> [Challenge 1] Please reproduce the rows below exactly, from the first row through the line that holds "legend-item-storage-inner: 蓄熱インナー: [231, 93, 440, 117]", with both of those lines included.

** begin Given text **

Off-Balance Sheet Arrangements

 

Effective June 20, 2003, our lenders issued two letters of credit to Fianzas Guardiana Inbursa, S.A. (FGI) on behalf of GSE Systems, Inc. (GSE). As discussed in note 12 to our consolidated financial statements, prior to the sale of these investments on October 21, 2003, we held common and preferred stock in GSE and accounted for this investment using the equity method.

 

The first letter of credit is in support of an advance payment bond of approximately $1.8 million, issued by FGI to a customer of GSE’s power business and has a term of 30 months. The second letter of credit is in support of a performance bond of approximately $1.3 million issued by FGI to the same customer and has a term of 42 months. The respective letter of credit can be drawn upon by FGI in the event that the related bond is drawn on by the customer, which would only occur in the event of a contractual default by GSE. In the event that the letters of credit are drawn upon, we and GSE have signed a collateral agreement whereby GSE has agreed to indemnify us from any and all costs, damages, claims, actions, demands, losses and expenses (including the value of the letters of credit drawn upon, reasonable attorneys’ fees, collection fees or enforcement fees). In exchange for issuing the letters of credit, we received 100,000 warrants to purchase GSE’s common stock at the market price of GSE’s common stock as of the close of business on July 8, 2003, and will receive a 7% annual fee, payable on a quarterly basis, calculated on the total amount of the then-existing value of the letters of credit.

 

During 2004, George J. Pedersen, our Chairman of the Board and Chief Executive Officer, and John A. Moore, our Executive Vice President, each beneficially owned shares and options of GSE stock representing less than 5% of GSE. In 2004, Messrs. Pedersen and Moore also both served on GSE’s board of directors and compensation committee.

** end Given text **
** begin Source records **

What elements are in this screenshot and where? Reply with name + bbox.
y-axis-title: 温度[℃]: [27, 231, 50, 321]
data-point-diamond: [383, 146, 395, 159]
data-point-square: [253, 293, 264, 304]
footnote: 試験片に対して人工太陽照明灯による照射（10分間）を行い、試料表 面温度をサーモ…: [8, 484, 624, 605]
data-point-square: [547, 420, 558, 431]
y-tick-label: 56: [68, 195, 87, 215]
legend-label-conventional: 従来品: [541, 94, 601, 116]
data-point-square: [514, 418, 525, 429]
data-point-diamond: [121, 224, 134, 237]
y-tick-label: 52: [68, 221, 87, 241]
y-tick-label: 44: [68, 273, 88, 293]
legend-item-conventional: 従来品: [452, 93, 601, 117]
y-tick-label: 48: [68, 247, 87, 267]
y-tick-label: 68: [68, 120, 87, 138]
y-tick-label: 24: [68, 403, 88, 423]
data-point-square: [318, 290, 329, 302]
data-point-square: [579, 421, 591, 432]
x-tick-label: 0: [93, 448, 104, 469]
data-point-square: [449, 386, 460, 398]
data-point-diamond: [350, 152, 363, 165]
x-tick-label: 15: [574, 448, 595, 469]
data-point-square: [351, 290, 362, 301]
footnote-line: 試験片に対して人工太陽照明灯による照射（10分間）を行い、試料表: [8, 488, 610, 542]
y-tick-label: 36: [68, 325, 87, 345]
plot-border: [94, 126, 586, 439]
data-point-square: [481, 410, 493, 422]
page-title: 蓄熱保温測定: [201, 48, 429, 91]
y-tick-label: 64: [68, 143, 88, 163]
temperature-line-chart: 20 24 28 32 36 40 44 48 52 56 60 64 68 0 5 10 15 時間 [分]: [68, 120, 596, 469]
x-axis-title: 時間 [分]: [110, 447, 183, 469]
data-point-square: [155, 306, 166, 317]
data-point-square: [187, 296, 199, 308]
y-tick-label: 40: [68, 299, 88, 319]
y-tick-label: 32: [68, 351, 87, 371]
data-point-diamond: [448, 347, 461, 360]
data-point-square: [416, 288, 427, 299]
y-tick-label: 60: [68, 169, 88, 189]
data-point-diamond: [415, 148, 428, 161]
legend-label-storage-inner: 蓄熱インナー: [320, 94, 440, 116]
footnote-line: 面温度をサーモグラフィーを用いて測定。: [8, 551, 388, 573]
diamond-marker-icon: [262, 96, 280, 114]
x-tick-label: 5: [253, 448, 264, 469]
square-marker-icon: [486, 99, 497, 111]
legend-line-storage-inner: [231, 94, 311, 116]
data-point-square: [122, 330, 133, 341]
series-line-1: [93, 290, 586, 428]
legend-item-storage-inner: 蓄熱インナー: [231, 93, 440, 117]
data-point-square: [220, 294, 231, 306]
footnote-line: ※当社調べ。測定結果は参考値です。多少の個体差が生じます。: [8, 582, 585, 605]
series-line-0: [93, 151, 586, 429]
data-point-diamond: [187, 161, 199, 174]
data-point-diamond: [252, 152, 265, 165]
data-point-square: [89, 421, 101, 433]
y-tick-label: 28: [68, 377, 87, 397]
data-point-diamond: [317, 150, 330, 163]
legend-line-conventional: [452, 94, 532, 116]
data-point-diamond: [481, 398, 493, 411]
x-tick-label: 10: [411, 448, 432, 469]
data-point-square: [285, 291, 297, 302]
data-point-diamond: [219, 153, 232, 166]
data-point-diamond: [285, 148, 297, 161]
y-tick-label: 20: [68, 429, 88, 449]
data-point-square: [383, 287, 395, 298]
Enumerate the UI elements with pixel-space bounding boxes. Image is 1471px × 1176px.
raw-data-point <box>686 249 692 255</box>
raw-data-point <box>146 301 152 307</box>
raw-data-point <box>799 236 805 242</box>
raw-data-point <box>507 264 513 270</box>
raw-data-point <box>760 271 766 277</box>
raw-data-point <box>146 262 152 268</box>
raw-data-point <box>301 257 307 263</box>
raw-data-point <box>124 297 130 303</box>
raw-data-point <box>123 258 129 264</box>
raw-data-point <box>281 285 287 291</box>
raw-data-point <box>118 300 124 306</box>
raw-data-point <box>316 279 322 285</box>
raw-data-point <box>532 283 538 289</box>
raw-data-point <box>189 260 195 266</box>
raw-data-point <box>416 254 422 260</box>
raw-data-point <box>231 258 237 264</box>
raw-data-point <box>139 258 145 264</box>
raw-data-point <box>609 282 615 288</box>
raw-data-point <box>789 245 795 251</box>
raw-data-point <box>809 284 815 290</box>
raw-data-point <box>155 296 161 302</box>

** end Source records **

> [Challenge 2] Write out the off-balance sheet arrangements text word for word, between "Effective June 20, 2003, our" and "the equity method.", inclusive.

> [Exercise answer 1]
What elements are in this screenshot and where? Reply with name + bbox.
y-axis-title: 温度[℃]: [27, 231, 50, 321]
data-point-diamond: [383, 146, 395, 159]
data-point-square: [253, 293, 264, 304]
footnote: 試験片に対して人工太陽照明灯による照射（10分間）を行い、試料表 面温度をサーモ…: [8, 484, 624, 605]
data-point-square: [547, 420, 558, 431]
y-tick-label: 56: [68, 195, 87, 215]
legend-label-conventional: 従来品: [541, 94, 601, 116]
data-point-square: [514, 418, 525, 429]
data-point-diamond: [121, 224, 134, 237]
y-tick-label: 52: [68, 221, 87, 241]
y-tick-label: 44: [68, 273, 88, 293]
legend-item-conventional: 従来品: [452, 93, 601, 117]
y-tick-label: 48: [68, 247, 87, 267]
y-tick-label: 68: [68, 120, 87, 138]
y-tick-label: 24: [68, 403, 88, 423]
data-point-square: [318, 290, 329, 302]
data-point-square: [579, 421, 591, 432]
x-tick-label: 0: [93, 448, 104, 469]
data-point-square: [449, 386, 460, 398]
data-point-diamond: [350, 152, 363, 165]
x-tick-label: 15: [574, 448, 595, 469]
data-point-square: [351, 290, 362, 301]
footnote-line: 試験片に対して人工太陽照明灯による照射（10分間）を行い、試料表: [8, 488, 610, 542]
y-tick-label: 36: [68, 325, 87, 345]
plot-border: [94, 126, 586, 439]
data-point-square: [481, 410, 493, 422]
page-title: 蓄熱保温測定: [201, 48, 429, 91]
y-tick-label: 64: [68, 143, 88, 163]
temperature-line-chart: 20 24 28 32 36 40 44 48 52 56 60 64 68 0 5 10 15 時間 [分]: [68, 120, 596, 469]
x-axis-title: 時間 [分]: [110, 447, 183, 469]
data-point-square: [155, 306, 166, 317]
data-point-square: [187, 296, 199, 308]
y-tick-label: 40: [68, 299, 88, 319]
y-tick-label: 32: [68, 351, 87, 371]
data-point-diamond: [448, 347, 461, 360]
data-point-square: [416, 288, 427, 299]
y-tick-label: 60: [68, 169, 88, 189]
data-point-diamond: [415, 148, 428, 161]
legend-label-storage-inner: 蓄熱インナー: [320, 94, 440, 116]
footnote-line: 面温度をサーモグラフィーを用いて測定。: [8, 551, 388, 573]
diamond-marker-icon: [262, 96, 280, 114]
x-tick-label: 5: [253, 448, 264, 469]
square-marker-icon: [486, 99, 497, 111]
legend-line-storage-inner: [231, 94, 311, 116]
data-point-square: [122, 330, 133, 341]
series-line-1: [93, 290, 586, 428]
legend-item-storage-inner: 蓄熱インナー: [231, 93, 440, 117]

> [Exercise answer 2]
Effective June 20, 2003, our lenders issued two letters of credit to Fianzas Guardiana Inbursa, S.A. (FGI) on behalf of GSE Systems, Inc. (GSE). As discussed in note 12 to our consolidated financial statements, prior to the sale of these investments on October 21, 2003, we held common and preferred stock in GSE and accounted for this investment using the equity method.